>> BEGIN STORED ROWS
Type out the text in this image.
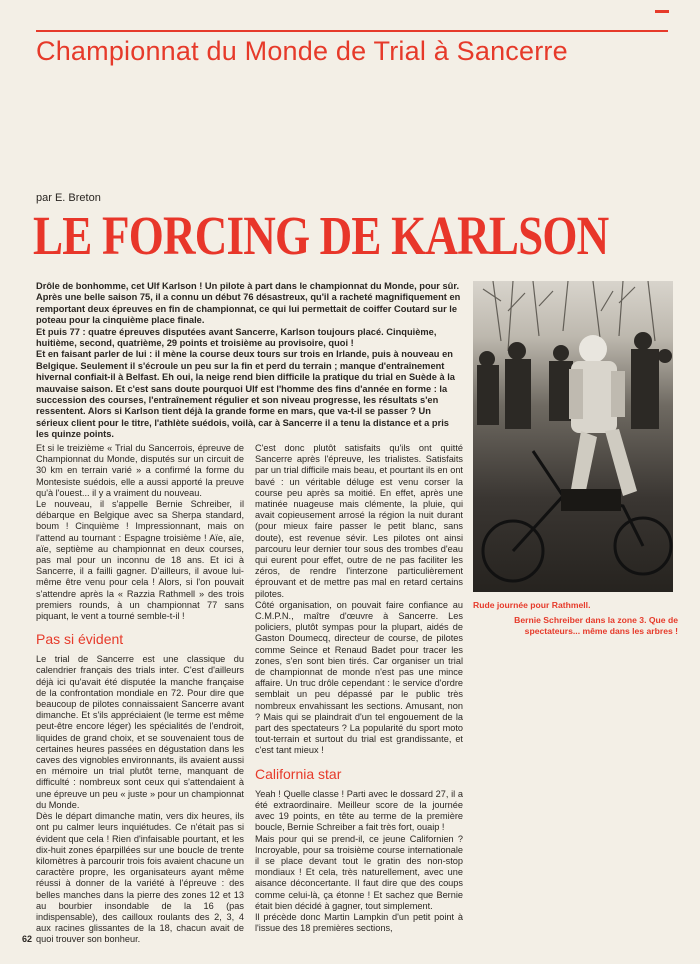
Championnat du Monde de Trial à Sancerre
par E. Breton
LE FORCING DE KARLSON

Drôle de bonhomme, cet Ulf Karlson ! Un pilote à part dans le championnat du Monde, pour sûr. Après une belle saison 75, il a connu un début 76 désastreux, qu'il a racheté magnifiquement en remportant deux épreuves en fin de championnat, ce qui lui permettait de coiffer Coutard sur le poteau pour la cinquième place finale.

Et puis 77 : quatre épreuves disputées avant Sancerre, Karlson toujours placé. Cinquième, huitième, second, quatrième, 29 points et troisième au provisoire, quoi !

Et en faisant parler de lui : il mène la course deux tours sur trois en Irlande, puis à nouveau en Belgique. Seulement il s'écroule un peu sur la fin et perd du terrain ; manque d'entraînement hivernal confiait-il à Belfast. Eh oui, la neige rend bien difficile la pratique du trial en Suède à la mauvaise saison. Et c'est sans doute pourquoi Ulf est l'homme des fins d'année en forme : la succession des courses, l'entraînement régulier et son niveau progresse, les résultats s'en ressentent. Alors si Karlson tient déjà la grande forme en mars, que va-t-il se passer ? Un sérieux client pour le titre, l'athlète suédois, voilà, car à Sancerre il a tenu la distance et a pris les quinze points.

Rude journée pour Rathmell.
Bernie Schreiber dans la zone 3. Que de spectateurs... même dans les arbres !

Et si le treizième « Trial du Sancerrois, épreuve de Championnat du Monde, disputés sur un circuit de 30 km en terrain varié » a confirmé la forme du Montesiste suédois, elle a aussi apporté la preuve qu'à l'ouest... il y a vraiment du nouveau.

Le nouveau, il s'appelle Bernie Schreiber, il débarque en Belgique avec sa Sherpa standard, boum ! Cinquième ! Impressionnant, mais on l'attend au tournant : Espagne troisième ! Aïe, aïe, aïe, septième au championnat en deux courses, pas mal pour un inconnu de 18 ans. Et ici à Sancerre, il a failli gagner. D'ailleurs, il avoue lui-même être venu pour cela ! Alors, si l'on pouvait s'attendre après la « Razzia Rathmell » des trois premiers rounds, à un championnat 77 sans piquant, le vent a tourné semble-t-il !

Pas si évident

Le trial de Sancerre est une classique du calendrier français des trials inter. C'est d'ailleurs déjà ici qu'avait été disputée la manche française de la confrontation mondiale en 72. Pour dire que beaucoup de pilotes connaissaient Sancerre avant dimanche. Et s'ils appréciaient (le terme est même peut-être encore léger) les spécialités de l'endroit, liquides de grand choix, et se souvenaient tous de certaines heures passées en dégustation dans les caves des vignobles environnants, ils avaient aussi en mémoire un trial plutôt terne, manquant de difficulté : nombreux sont ceux qui s'attendaient à une épreuve un peu « juste » pour un championnat du Monde.

Dès le départ dimanche matin, vers dix heures, ils ont pu calmer leurs inquiétudes. Ce n'était pas si évident que cela ! Rien d'infaisable pourtant, et les dix-huit zones éparpillées sur une boucle de trente kilomètres à parcourir trois fois avaient chacune un caractère propre, les organisateurs ayant même réussi à donner de la variété à l'épreuve : des belles manches dans la pierre des zones 12 et 13 au bourbier insondable de la 16 (pas indispensable), des cailloux roulants des 2, 3, 4 aux racines glissantes de la 18, chacun avait de quoi trouver son bonheur.

C'est donc plutôt satisfaits qu'ils ont quitté Sancerre après l'épreuve, les trialistes. Satisfaits par un trial difficile mais beau, et pourtant ils en ont bavé : un véritable déluge est venu corser la course peu après sa moitié. En effet, après une matinée nuageuse mais clémente, la pluie, qui avait copieusement arrosé la région la nuit durant (pour mieux faire passer le petit blanc, sans doute), est revenue sévir. Les pilotes ont ainsi parcouru leur dernier tour sous des trombes d'eau qui eurent pour effet, outre de ne pas faciliter les zéros, de rendre l'interzone particulièrement éprouvant et de mettre pas mal en retard certains pilotes.

Côté organisation, on pouvait faire confiance au C.M.P.N., maître d'œuvre à Sancerre. Les policiers, plutôt sympas pour la plupart, aidés de Gaston Doumecq, directeur de course, de pilotes comme Seince et Renaud Badet pour tracer les zones, s'en sont bien tirés. Car organiser un trial de championnat de monde n'est pas une mince affaire. Un truc drôle cependant : le service d'ordre semblait un peu dépassé par le public très nombreux envahissant les sections. Amusant, non ? Mais qui se plaindrait d'un tel engouement de la part des spectateurs ? La popularité du sport moto tout-terrain et surtout du trial est grandissante, et c'est tant mieux !

California star

Yeah ! Quelle classe ! Parti avec le dossard 27, il a été extraordinaire. Meilleur score de la journée avec 19 points, en tête au terme de la première boucle, Bernie Schreiber a fait très fort, ouaip !

Mais pour qui se prend-il, ce jeune Californien ? Incroyable, pour sa troisième course internationale il se place devant tout le gratin des non-stop mondiaux ! Et cela, très naturellement, avec une aisance déconcertante. Il faut dire que des coups comme celui-là, ça étonne ! Et sachez que Bernie était bien décidé à gagner, tout simplement.

Il précède donc Martin Lampkin d'un petit point à l'issue des 18 premières sections,

62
>> END STORED ROWS
▸ **DIRECTION**
Transcribe the full listing above exactly as it stands, minus the pictures.

▸ **TASK SOLUTION**
Type out the text in this image.
Championnat du Monde de Trial à Sancerre
par E. Breton
LE FORCING DE KARLSON

Drôle de bonhomme, cet Ulf Karlson ! Un pilote à part dans le championnat du Monde, pour sûr. Après une belle saison 75, il a connu un début 76 désastreux, qu'il a racheté magnifiquement en remportant deux épreuves en fin de championnat, ce qui lui permettait de coiffer Coutard sur le poteau pour la cinquième place finale.

Et puis 77 : quatre épreuves disputées avant Sancerre, Karlson toujours placé. Cinquième, huitième, second, quatrième, 29 points et troisième au provisoire, quoi !

Et en faisant parler de lui : il mène la course deux tours sur trois en Irlande, puis à nouveau en Belgique. Seulement il s'écroule un peu sur la fin et perd du terrain ; manque d'entraînement hivernal confiait-il à Belfast. Eh oui, la neige rend bien difficile la pratique du trial en Suède à la mauvaise saison. Et c'est sans doute pourquoi Ulf est l'homme des fins d'année en forme : la succession des courses, l'entraînement régulier et son niveau progresse, les résultats s'en ressentent. Alors si Karlson tient déjà la grande forme en mars, que va-t-il se passer ? Un sérieux client pour le titre, l'athlète suédois, voilà, car à Sancerre il a tenu la distance et a pris les quinze points.

Rude journée pour Rathmell.
Bernie Schreiber dans la zone 3. Que de spectateurs... même dans les arbres !

Et si le treizième « Trial du Sancerrois, épreuve de Championnat du Monde, disputés sur un circuit de 30 km en terrain varié » a confirmé la forme du Montesiste suédois, elle a aussi apporté la preuve qu'à l'ouest... il y a vraiment du nouveau.

Le nouveau, il s'appelle Bernie Schreiber, il débarque en Belgique avec sa Sherpa standard, boum ! Cinquième ! Impressionnant, mais on l'attend au tournant : Espagne troisième ! Aïe, aïe, aïe, septième au championnat en deux courses, pas mal pour un inconnu de 18 ans. Et ici à Sancerre, il a failli gagner. D'ailleurs, il avoue lui-même être venu pour cela ! Alors, si l'on pouvait s'attendre après la « Razzia Rathmell » des trois premiers rounds, à un championnat 77 sans piquant, le vent a tourné semble-t-il !

Pas si évident

Le trial de Sancerre est une classique du calendrier français des trials inter. C'est d'ailleurs déjà ici qu'avait été disputée la manche française de la confrontation mondiale en 72. Pour dire que beaucoup de pilotes connaissaient Sancerre avant dimanche. Et s'ils appréciaient (le terme est même peut-être encore léger) les spécialités de l'endroit, liquides de grand choix, et se souvenaient tous de certaines heures passées en dégustation dans les caves des vignobles environnants, ils avaient aussi en mémoire un trial plutôt terne, manquant de difficulté : nombreux sont ceux qui s'attendaient à une épreuve un peu « juste » pour un championnat du Monde.

Dès le départ dimanche matin, vers dix heures, ils ont pu calmer leurs inquiétudes. Ce n'était pas si évident que cela ! Rien d'infaisable pourtant, et les dix-huit zones éparpillées sur une boucle de trente kilomètres à parcourir trois fois avaient chacune un caractère propre, les organisateurs ayant même réussi à donner de la variété à l'épreuve : des belles manches dans la pierre des zones 12 et 13 au bourbier insondable de la 16 (pas indispensable), des cailloux roulants des 2, 3, 4 aux racines glissantes de la 18, chacun avait de quoi trouver son bonheur.

C'est donc plutôt satisfaits qu'ils ont quitté Sancerre après l'épreuve, les trialistes. Satisfaits par un trial difficile mais beau, et pourtant ils en ont bavé : un véritable déluge est venu corser la course peu après sa moitié. En effet, après une matinée nuageuse mais clémente, la pluie, qui avait copieusement arrosé la région la nuit durant (pour mieux faire passer le petit blanc, sans doute), est revenue sévir. Les pilotes ont ainsi parcouru leur dernier tour sous des trombes d'eau qui eurent pour effet, outre de ne pas faciliter les zéros, de rendre l'interzone particulièrement éprouvant et de mettre pas mal en retard certains pilotes.

Côté organisation, on pouvait faire confiance au C.M.P.N., maître d'œuvre à Sancerre. Les policiers, plutôt sympas pour la plupart, aidés de Gaston Doumecq, directeur de course, de pilotes comme Seince et Renaud Badet pour tracer les zones, s'en sont bien tirés. Car organiser un trial de championnat de monde n'est pas une mince affaire. Un truc drôle cependant : le service d'ordre semblait un peu dépassé par le public très nombreux envahissant les sections. Amusant, non ? Mais qui se plaindrait d'un tel engouement de la part des spectateurs ? La popularité du sport moto tout-terrain et surtout du trial est grandissante, et c'est tant mieux !

California star

Yeah ! Quelle classe ! Parti avec le dossard 27, il a été extraordinaire. Meilleur score de la journée avec 19 points, en tête au terme de la première boucle, Bernie Schreiber a fait très fort, ouaip !

Mais pour qui se prend-il, ce jeune Californien ? Incroyable, pour sa troisième course internationale il se place devant tout le gratin des non-stop mondiaux ! Et cela, très naturellement, avec une aisance déconcertante. Il faut dire que des coups comme celui-là, ça étonne ! Et sachez que Bernie était bien décidé à gagner, tout simplement.

Il précède donc Martin Lampkin d'un petit point à l'issue des 18 premières sections,

62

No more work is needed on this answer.